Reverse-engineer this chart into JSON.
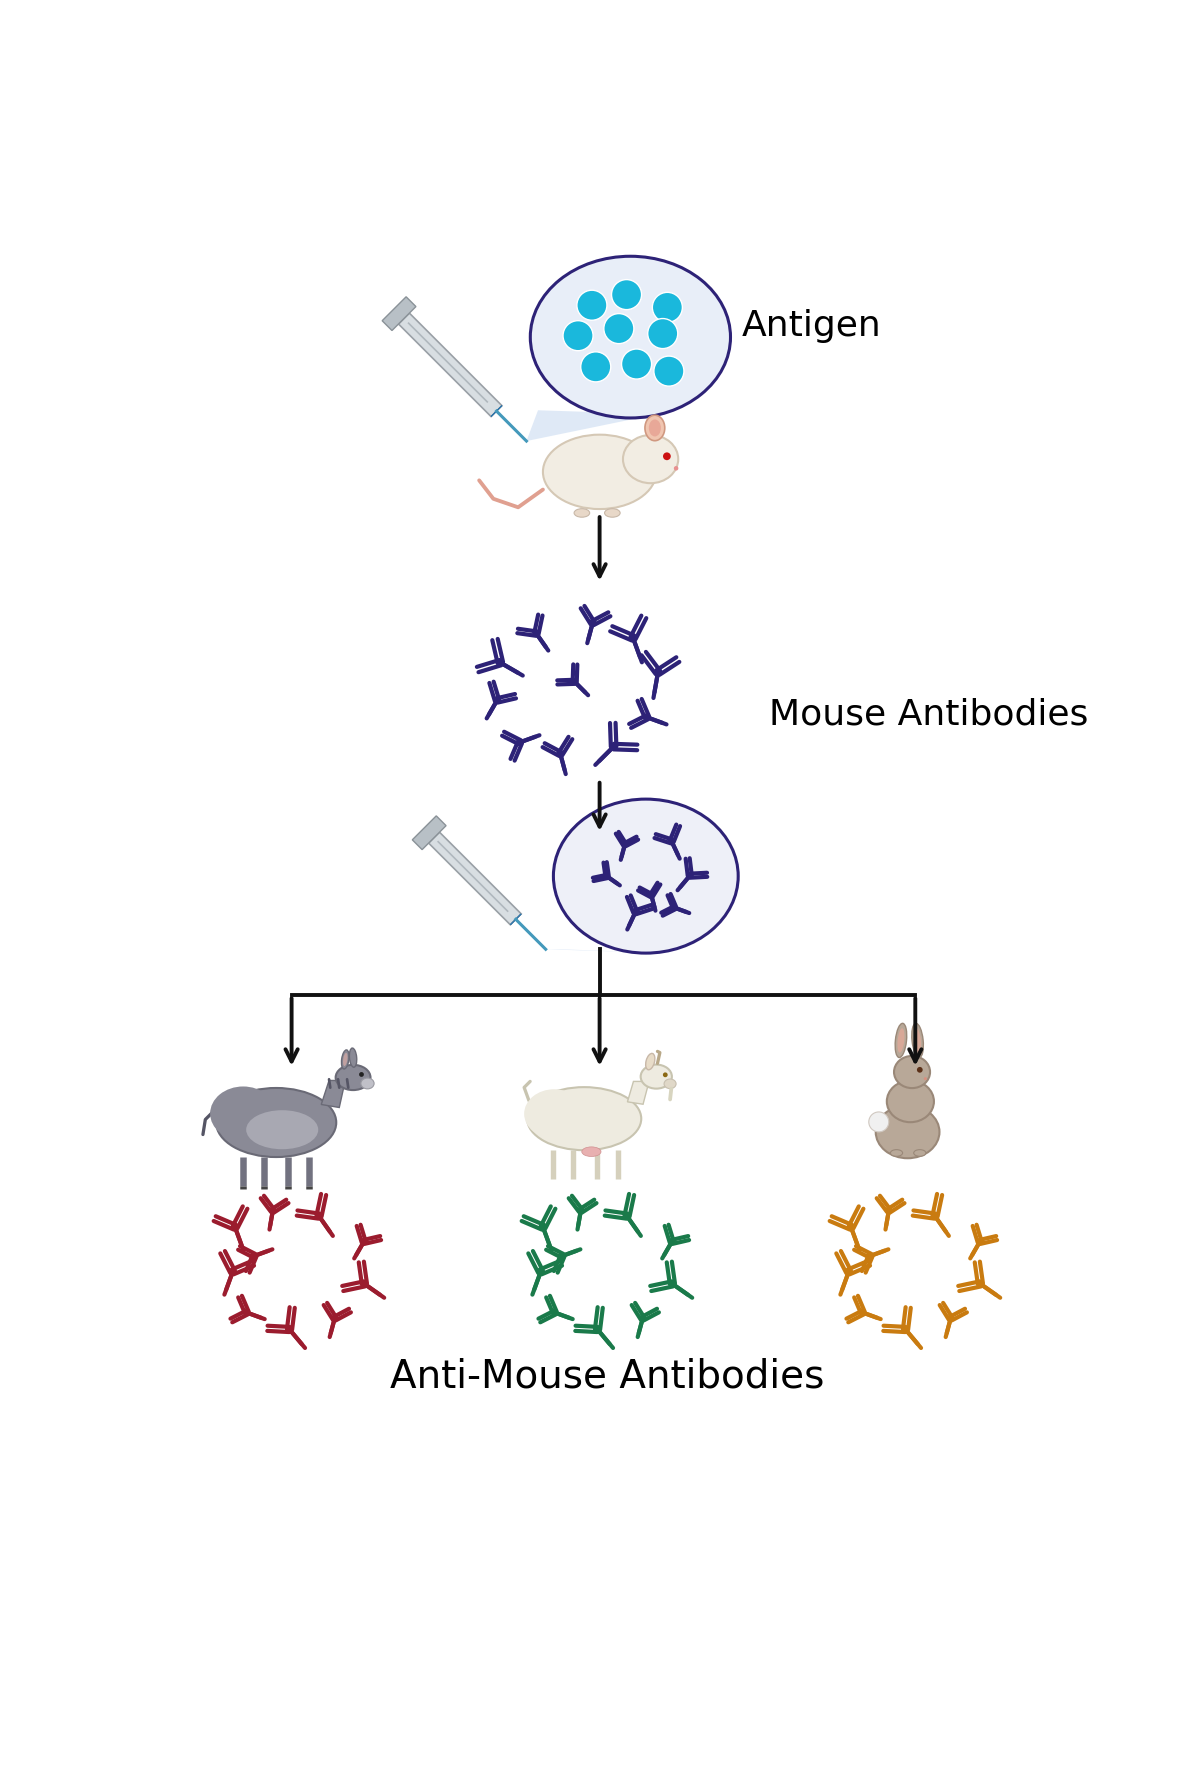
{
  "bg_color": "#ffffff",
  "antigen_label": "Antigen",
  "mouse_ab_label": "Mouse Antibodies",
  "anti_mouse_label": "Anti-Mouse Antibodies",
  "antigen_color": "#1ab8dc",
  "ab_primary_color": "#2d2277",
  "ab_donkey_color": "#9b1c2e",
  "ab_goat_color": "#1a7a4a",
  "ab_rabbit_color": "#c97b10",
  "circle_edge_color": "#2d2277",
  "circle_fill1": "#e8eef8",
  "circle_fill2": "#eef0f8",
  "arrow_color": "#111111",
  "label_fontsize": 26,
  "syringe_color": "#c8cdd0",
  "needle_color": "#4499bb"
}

...

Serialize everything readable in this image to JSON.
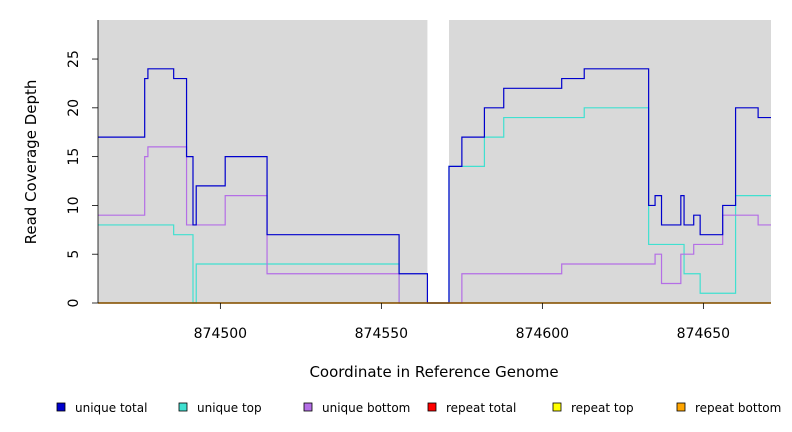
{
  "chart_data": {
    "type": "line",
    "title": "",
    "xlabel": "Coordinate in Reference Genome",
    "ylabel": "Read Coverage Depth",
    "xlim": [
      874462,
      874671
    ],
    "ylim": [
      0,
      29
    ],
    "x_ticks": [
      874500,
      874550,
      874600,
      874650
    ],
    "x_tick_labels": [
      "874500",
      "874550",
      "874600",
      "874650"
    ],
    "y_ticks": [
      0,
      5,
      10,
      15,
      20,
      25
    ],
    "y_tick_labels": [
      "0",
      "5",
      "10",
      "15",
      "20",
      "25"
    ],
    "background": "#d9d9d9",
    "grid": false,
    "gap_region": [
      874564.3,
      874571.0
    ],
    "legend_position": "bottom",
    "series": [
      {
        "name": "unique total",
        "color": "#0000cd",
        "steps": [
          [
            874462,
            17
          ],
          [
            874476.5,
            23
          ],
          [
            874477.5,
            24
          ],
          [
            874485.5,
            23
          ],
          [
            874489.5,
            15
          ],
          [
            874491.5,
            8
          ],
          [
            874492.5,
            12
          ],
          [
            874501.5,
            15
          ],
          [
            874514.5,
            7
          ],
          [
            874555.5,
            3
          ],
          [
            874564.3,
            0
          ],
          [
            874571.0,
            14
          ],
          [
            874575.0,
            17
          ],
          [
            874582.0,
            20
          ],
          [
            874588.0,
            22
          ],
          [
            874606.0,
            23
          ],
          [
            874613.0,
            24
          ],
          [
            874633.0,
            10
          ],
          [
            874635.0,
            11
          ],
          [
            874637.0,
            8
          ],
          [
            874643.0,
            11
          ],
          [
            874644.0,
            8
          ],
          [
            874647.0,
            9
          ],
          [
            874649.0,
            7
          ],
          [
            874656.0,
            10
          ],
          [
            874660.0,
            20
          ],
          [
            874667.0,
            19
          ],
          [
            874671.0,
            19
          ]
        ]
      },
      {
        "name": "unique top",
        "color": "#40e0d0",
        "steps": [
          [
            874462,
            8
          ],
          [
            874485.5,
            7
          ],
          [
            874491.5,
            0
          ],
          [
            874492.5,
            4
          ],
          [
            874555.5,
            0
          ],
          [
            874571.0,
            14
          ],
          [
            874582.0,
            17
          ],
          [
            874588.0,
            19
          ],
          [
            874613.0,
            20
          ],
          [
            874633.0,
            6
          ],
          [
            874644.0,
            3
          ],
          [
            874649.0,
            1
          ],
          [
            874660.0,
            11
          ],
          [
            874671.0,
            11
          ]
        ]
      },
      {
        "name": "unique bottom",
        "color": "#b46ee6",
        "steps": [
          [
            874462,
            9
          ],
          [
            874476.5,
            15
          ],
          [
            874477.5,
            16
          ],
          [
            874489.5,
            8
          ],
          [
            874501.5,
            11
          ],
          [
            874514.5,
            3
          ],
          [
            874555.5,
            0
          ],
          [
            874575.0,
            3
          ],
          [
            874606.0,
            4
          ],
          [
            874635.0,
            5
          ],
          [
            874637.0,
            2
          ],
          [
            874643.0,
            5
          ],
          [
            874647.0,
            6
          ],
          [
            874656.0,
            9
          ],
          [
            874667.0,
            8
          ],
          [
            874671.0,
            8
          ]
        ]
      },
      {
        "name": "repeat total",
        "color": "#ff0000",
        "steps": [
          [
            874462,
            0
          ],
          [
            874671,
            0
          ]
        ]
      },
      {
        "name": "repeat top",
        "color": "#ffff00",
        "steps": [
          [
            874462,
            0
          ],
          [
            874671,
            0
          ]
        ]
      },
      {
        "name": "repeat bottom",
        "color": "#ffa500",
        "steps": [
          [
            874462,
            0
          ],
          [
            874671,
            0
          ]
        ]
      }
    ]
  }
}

==

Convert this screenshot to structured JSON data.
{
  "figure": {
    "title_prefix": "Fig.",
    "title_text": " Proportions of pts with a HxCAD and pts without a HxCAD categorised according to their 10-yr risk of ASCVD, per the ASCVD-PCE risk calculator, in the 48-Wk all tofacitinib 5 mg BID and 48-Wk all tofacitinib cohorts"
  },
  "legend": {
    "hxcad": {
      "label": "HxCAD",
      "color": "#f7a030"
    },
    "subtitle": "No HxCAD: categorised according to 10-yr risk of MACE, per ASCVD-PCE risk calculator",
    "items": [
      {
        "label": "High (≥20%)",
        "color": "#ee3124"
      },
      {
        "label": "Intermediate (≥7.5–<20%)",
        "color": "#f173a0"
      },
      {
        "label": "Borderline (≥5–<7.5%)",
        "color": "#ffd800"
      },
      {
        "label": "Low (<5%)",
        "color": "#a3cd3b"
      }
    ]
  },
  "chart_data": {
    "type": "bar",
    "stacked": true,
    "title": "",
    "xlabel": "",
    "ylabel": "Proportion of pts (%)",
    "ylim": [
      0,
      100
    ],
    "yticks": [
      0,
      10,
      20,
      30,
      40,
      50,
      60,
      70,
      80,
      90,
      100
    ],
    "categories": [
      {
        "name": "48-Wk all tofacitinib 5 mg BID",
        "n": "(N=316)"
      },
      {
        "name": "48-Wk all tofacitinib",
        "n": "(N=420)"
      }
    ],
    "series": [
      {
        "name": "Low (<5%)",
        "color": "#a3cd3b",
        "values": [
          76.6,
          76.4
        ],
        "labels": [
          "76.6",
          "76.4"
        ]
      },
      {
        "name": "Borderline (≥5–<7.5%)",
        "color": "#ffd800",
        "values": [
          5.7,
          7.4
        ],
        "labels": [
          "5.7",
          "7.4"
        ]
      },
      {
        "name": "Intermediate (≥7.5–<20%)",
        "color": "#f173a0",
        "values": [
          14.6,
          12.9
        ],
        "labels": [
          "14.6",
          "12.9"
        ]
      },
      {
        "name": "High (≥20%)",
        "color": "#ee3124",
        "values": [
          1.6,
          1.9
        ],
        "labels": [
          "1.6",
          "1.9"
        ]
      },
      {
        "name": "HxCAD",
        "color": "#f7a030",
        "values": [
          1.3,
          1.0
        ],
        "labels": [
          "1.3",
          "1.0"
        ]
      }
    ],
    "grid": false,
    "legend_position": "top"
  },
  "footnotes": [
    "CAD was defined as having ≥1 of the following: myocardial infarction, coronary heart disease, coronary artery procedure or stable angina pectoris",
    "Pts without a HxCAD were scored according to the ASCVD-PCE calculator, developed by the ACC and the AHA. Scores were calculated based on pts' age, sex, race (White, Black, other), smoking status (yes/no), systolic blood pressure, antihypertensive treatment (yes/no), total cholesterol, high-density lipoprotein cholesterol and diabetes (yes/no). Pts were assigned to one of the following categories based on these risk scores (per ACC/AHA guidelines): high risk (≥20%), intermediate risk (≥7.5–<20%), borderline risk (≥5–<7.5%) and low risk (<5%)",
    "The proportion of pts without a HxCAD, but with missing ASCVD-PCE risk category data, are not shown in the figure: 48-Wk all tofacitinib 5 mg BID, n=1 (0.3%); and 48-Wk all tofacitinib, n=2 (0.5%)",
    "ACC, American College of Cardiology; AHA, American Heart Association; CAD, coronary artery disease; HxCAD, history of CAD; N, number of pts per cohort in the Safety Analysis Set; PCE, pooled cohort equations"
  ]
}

**Task brief:**
If a line in the data above includes the string "disease", copy it.

**Solution for this task:**
    "CAD was defined as having ≥1 of the following: myocardial infarction, coronary heart disease, coronary artery procedure or stable angina pectoris",
    "ACC, American College of Cardiology; AHA, American Heart Association; CAD, coronary artery disease; HxCAD, history of CAD; N, number of pts per cohort in the Safety Analysis Set; PCE, pooled cohort equations"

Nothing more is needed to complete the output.